▶ DATASET ROWS:
-- begin --

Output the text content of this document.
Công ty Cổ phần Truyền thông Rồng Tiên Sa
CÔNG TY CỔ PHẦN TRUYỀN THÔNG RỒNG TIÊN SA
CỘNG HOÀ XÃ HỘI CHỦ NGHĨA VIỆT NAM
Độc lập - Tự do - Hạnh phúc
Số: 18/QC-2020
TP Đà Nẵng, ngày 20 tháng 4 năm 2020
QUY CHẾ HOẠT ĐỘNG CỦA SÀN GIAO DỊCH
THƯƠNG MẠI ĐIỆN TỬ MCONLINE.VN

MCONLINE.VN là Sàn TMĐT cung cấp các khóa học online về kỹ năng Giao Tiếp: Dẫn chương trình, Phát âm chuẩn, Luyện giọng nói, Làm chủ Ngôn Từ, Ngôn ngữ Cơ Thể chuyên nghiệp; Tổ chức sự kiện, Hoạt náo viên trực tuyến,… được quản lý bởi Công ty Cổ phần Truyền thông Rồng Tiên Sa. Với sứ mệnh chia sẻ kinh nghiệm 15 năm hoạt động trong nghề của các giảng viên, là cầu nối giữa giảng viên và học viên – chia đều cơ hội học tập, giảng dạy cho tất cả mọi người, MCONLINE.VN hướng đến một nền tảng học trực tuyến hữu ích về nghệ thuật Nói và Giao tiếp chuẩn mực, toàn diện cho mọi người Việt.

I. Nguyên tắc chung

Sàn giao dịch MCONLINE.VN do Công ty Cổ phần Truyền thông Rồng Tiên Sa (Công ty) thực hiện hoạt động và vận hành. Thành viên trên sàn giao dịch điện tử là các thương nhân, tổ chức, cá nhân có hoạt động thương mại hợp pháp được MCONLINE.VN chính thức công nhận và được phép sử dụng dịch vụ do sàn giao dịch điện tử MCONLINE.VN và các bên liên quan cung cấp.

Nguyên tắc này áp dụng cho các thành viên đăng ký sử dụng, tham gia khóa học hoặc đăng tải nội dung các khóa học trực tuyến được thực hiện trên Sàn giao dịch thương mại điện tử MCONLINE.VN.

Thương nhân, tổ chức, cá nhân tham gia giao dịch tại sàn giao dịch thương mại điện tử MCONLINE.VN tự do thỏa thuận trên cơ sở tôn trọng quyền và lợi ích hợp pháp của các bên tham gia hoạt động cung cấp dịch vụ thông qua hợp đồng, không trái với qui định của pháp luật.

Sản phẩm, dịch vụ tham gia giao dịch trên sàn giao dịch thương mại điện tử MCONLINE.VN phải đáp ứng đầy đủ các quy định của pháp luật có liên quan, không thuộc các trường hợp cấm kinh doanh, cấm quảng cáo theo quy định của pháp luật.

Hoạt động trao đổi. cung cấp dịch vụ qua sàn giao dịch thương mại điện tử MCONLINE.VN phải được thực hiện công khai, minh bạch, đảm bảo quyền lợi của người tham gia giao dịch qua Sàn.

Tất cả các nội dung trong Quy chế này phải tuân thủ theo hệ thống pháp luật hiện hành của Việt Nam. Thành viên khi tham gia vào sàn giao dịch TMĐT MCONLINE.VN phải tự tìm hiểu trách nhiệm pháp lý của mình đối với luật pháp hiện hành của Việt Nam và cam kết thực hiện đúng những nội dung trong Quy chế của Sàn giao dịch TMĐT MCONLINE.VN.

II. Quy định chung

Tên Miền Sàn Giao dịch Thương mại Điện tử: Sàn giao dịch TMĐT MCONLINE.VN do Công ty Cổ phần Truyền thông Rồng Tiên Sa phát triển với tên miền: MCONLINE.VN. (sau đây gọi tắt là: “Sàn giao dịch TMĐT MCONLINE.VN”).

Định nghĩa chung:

-- end --

▶ TASK REQUIREMENTS: Working from the entries above, return all lines that contain "Nguyên".

▶ IN RESPONSE:
I. Nguyên tắc chung
Nguyên tắc này áp dụng cho các thành viên đăng ký sử dụng, tham gia khóa học hoặc đăng tải nội dung các khóa học trực tuyến được thực hiện trên Sàn giao dịch thương mại điện tử MCONLINE.VN.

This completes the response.